## Task material
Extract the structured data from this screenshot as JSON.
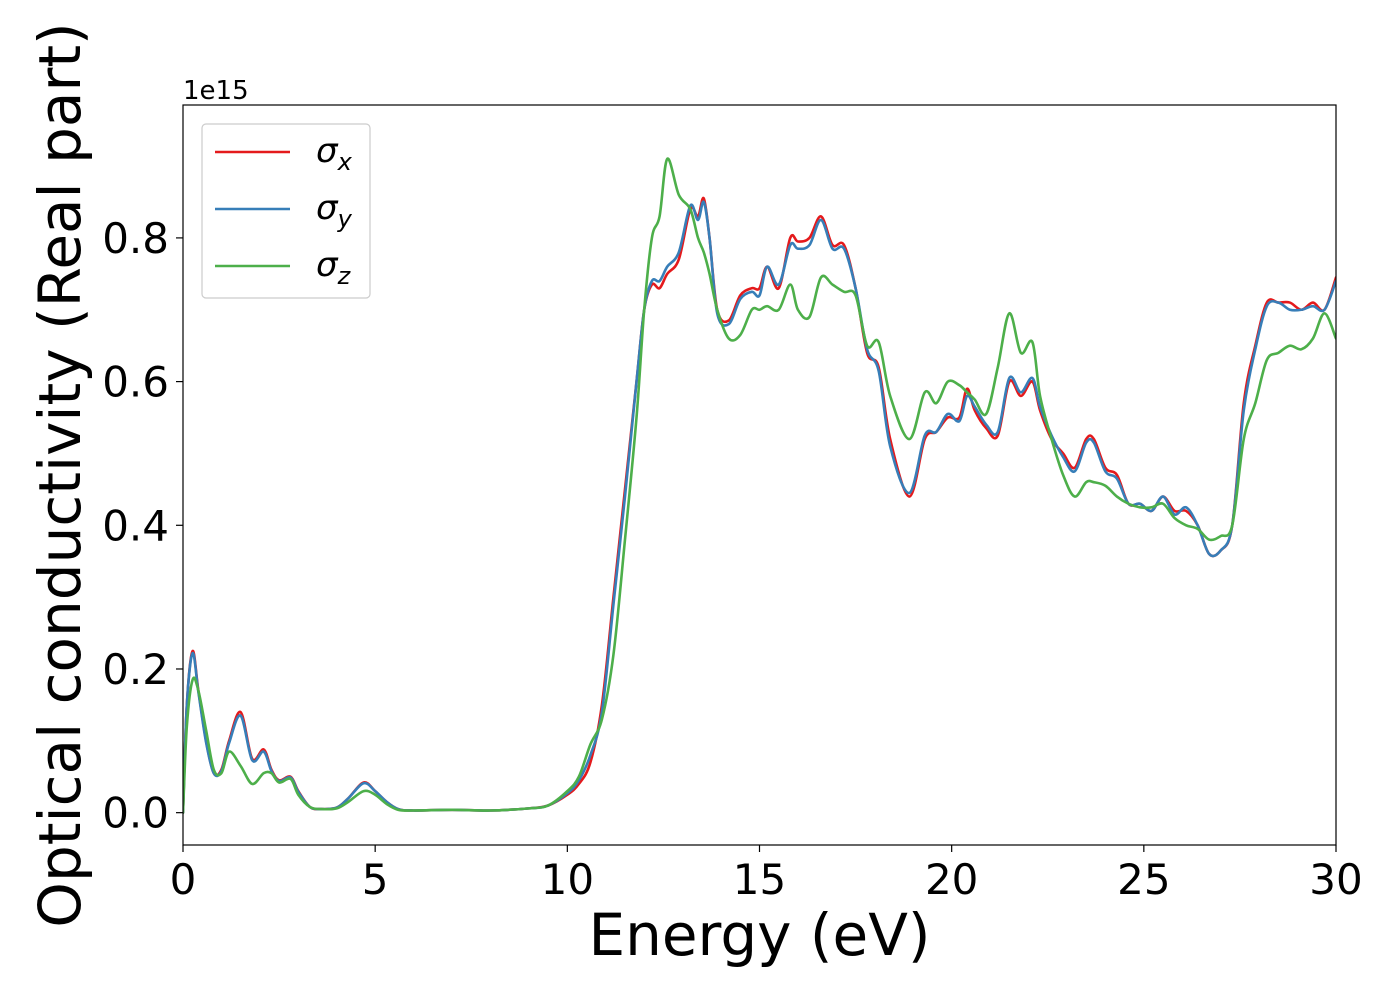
{
  "chart_data": {
    "type": "line",
    "title": "",
    "xlabel": "Energy (eV)",
    "ylabel": "Optical conductivity (Real part)",
    "y_offset_label": "1e15",
    "xlim": [
      0,
      30
    ],
    "ylim": [
      -0.045,
      0.985
    ],
    "x_ticks": [
      0,
      5,
      10,
      15,
      20,
      25,
      30
    ],
    "x_tick_labels": [
      "0",
      "5",
      "10",
      "15",
      "20",
      "25",
      "30"
    ],
    "y_ticks": [
      0.0,
      0.2,
      0.4,
      0.6,
      0.8
    ],
    "y_tick_labels": [
      "0.0",
      "0.2",
      "0.4",
      "0.6",
      "0.8"
    ],
    "grid": false,
    "legend_position": "top-left",
    "series": [
      {
        "name": "σx",
        "label_base": "σ",
        "label_sub": "x",
        "color": "#e41a1c",
        "x": [
          0,
          0.1,
          0.25,
          0.4,
          0.6,
          0.8,
          1.0,
          1.2,
          1.5,
          1.8,
          2.1,
          2.3,
          2.5,
          2.8,
          3.0,
          3.3,
          3.6,
          4.0,
          4.3,
          4.7,
          5.0,
          5.3,
          5.6,
          6.0,
          7.0,
          8.0,
          9.0,
          9.5,
          10.0,
          10.3,
          10.6,
          10.9,
          11.2,
          11.5,
          11.8,
          12.0,
          12.2,
          12.4,
          12.6,
          12.9,
          13.2,
          13.4,
          13.55,
          13.7,
          13.9,
          14.2,
          14.5,
          14.8,
          15.0,
          15.2,
          15.5,
          15.8,
          16.0,
          16.3,
          16.6,
          16.9,
          17.2,
          17.5,
          17.8,
          18.1,
          18.4,
          18.9,
          19.3,
          19.6,
          19.9,
          20.2,
          20.4,
          20.6,
          20.9,
          21.2,
          21.5,
          21.8,
          22.1,
          22.3,
          22.6,
          22.9,
          23.2,
          23.5,
          23.7,
          24.0,
          24.3,
          24.6,
          24.9,
          25.2,
          25.5,
          25.8,
          26.1,
          26.4,
          26.7,
          27.0,
          27.3,
          27.6,
          27.9,
          28.2,
          28.5,
          28.8,
          29.1,
          29.4,
          29.7,
          30.0
        ],
        "y": [
          0.0,
          0.15,
          0.225,
          0.17,
          0.1,
          0.055,
          0.06,
          0.1,
          0.14,
          0.075,
          0.088,
          0.06,
          0.045,
          0.05,
          0.03,
          0.008,
          0.005,
          0.007,
          0.02,
          0.042,
          0.03,
          0.015,
          0.005,
          0.003,
          0.004,
          0.003,
          0.006,
          0.01,
          0.025,
          0.04,
          0.07,
          0.15,
          0.3,
          0.45,
          0.6,
          0.7,
          0.735,
          0.73,
          0.75,
          0.77,
          0.84,
          0.83,
          0.855,
          0.8,
          0.7,
          0.685,
          0.72,
          0.73,
          0.73,
          0.76,
          0.73,
          0.8,
          0.795,
          0.8,
          0.83,
          0.79,
          0.79,
          0.73,
          0.64,
          0.62,
          0.52,
          0.44,
          0.52,
          0.53,
          0.55,
          0.55,
          0.59,
          0.56,
          0.535,
          0.525,
          0.6,
          0.58,
          0.6,
          0.56,
          0.52,
          0.5,
          0.48,
          0.52,
          0.52,
          0.48,
          0.47,
          0.43,
          0.43,
          0.42,
          0.44,
          0.42,
          0.42,
          0.4,
          0.36,
          0.365,
          0.4,
          0.57,
          0.65,
          0.71,
          0.71,
          0.71,
          0.7,
          0.71,
          0.7,
          0.745
        ]
      },
      {
        "name": "σy",
        "label_base": "σ",
        "label_sub": "y",
        "color": "#377eb8",
        "x": [
          0,
          0.1,
          0.25,
          0.4,
          0.6,
          0.8,
          1.0,
          1.2,
          1.5,
          1.8,
          2.1,
          2.3,
          2.5,
          2.8,
          3.0,
          3.3,
          3.6,
          4.0,
          4.3,
          4.7,
          5.0,
          5.3,
          5.6,
          6.0,
          7.0,
          8.0,
          9.0,
          9.5,
          10.0,
          10.3,
          10.6,
          10.9,
          11.2,
          11.5,
          11.8,
          12.0,
          12.2,
          12.4,
          12.6,
          12.9,
          13.2,
          13.4,
          13.55,
          13.7,
          13.9,
          14.2,
          14.5,
          14.8,
          15.0,
          15.2,
          15.5,
          15.8,
          16.0,
          16.3,
          16.6,
          16.9,
          17.2,
          17.5,
          17.8,
          18.1,
          18.4,
          18.9,
          19.3,
          19.6,
          19.9,
          20.2,
          20.4,
          20.6,
          20.9,
          21.2,
          21.5,
          21.8,
          22.1,
          22.3,
          22.6,
          22.9,
          23.2,
          23.5,
          23.7,
          24.0,
          24.3,
          24.6,
          24.9,
          25.2,
          25.5,
          25.8,
          26.1,
          26.4,
          26.7,
          27.0,
          27.3,
          27.6,
          27.9,
          28.2,
          28.5,
          28.8,
          29.1,
          29.4,
          29.7,
          30.0
        ],
        "y": [
          0.0,
          0.15,
          0.222,
          0.168,
          0.098,
          0.055,
          0.058,
          0.097,
          0.135,
          0.073,
          0.085,
          0.058,
          0.044,
          0.049,
          0.029,
          0.008,
          0.005,
          0.007,
          0.02,
          0.041,
          0.03,
          0.015,
          0.005,
          0.003,
          0.004,
          0.003,
          0.006,
          0.01,
          0.027,
          0.045,
          0.08,
          0.14,
          0.29,
          0.44,
          0.6,
          0.7,
          0.74,
          0.74,
          0.76,
          0.78,
          0.845,
          0.825,
          0.85,
          0.8,
          0.695,
          0.68,
          0.715,
          0.725,
          0.72,
          0.76,
          0.735,
          0.79,
          0.785,
          0.79,
          0.825,
          0.785,
          0.785,
          0.73,
          0.645,
          0.615,
          0.51,
          0.445,
          0.525,
          0.53,
          0.555,
          0.545,
          0.58,
          0.565,
          0.54,
          0.53,
          0.605,
          0.585,
          0.605,
          0.565,
          0.525,
          0.495,
          0.475,
          0.515,
          0.515,
          0.475,
          0.465,
          0.43,
          0.43,
          0.42,
          0.44,
          0.415,
          0.425,
          0.4,
          0.36,
          0.365,
          0.4,
          0.56,
          0.645,
          0.705,
          0.71,
          0.7,
          0.7,
          0.705,
          0.7,
          0.74
        ]
      },
      {
        "name": "σz",
        "label_base": "σ",
        "label_sub": "z",
        "color": "#4daf4a",
        "x": [
          0,
          0.1,
          0.25,
          0.4,
          0.6,
          0.8,
          1.0,
          1.2,
          1.5,
          1.8,
          2.1,
          2.3,
          2.5,
          2.8,
          3.0,
          3.3,
          3.6,
          4.0,
          4.3,
          4.7,
          5.0,
          5.3,
          5.6,
          6.0,
          7.0,
          8.0,
          9.0,
          9.5,
          10.0,
          10.3,
          10.6,
          10.9,
          11.2,
          11.5,
          11.8,
          12.0,
          12.2,
          12.4,
          12.6,
          12.9,
          13.2,
          13.4,
          13.55,
          13.7,
          13.9,
          14.2,
          14.5,
          14.8,
          15.0,
          15.2,
          15.5,
          15.8,
          16.0,
          16.3,
          16.6,
          16.9,
          17.2,
          17.5,
          17.8,
          18.1,
          18.4,
          18.9,
          19.3,
          19.6,
          19.9,
          20.2,
          20.4,
          20.6,
          20.9,
          21.2,
          21.5,
          21.8,
          22.1,
          22.3,
          22.6,
          22.9,
          23.2,
          23.5,
          23.7,
          24.0,
          24.3,
          24.6,
          24.9,
          25.2,
          25.5,
          25.8,
          26.1,
          26.4,
          26.7,
          27.0,
          27.3,
          27.6,
          27.9,
          28.2,
          28.5,
          28.8,
          29.1,
          29.4,
          29.7,
          30.0
        ],
        "y": [
          0.0,
          0.12,
          0.185,
          0.17,
          0.115,
          0.06,
          0.055,
          0.085,
          0.065,
          0.04,
          0.055,
          0.055,
          0.042,
          0.047,
          0.025,
          0.008,
          0.005,
          0.006,
          0.015,
          0.03,
          0.025,
          0.012,
          0.004,
          0.003,
          0.004,
          0.003,
          0.006,
          0.01,
          0.03,
          0.05,
          0.095,
          0.13,
          0.22,
          0.38,
          0.55,
          0.7,
          0.8,
          0.83,
          0.91,
          0.86,
          0.84,
          0.8,
          0.78,
          0.75,
          0.7,
          0.66,
          0.665,
          0.7,
          0.7,
          0.705,
          0.7,
          0.735,
          0.7,
          0.69,
          0.745,
          0.735,
          0.725,
          0.72,
          0.65,
          0.655,
          0.58,
          0.52,
          0.585,
          0.57,
          0.6,
          0.595,
          0.585,
          0.575,
          0.555,
          0.62,
          0.695,
          0.64,
          0.655,
          0.58,
          0.52,
          0.47,
          0.44,
          0.46,
          0.46,
          0.455,
          0.44,
          0.43,
          0.425,
          0.425,
          0.43,
          0.41,
          0.4,
          0.395,
          0.38,
          0.385,
          0.4,
          0.52,
          0.57,
          0.63,
          0.64,
          0.65,
          0.645,
          0.66,
          0.695,
          0.66
        ]
      }
    ]
  }
}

## Required work
Determine the number of lines where the string "color" occurs, and give that number only.

## The solution
3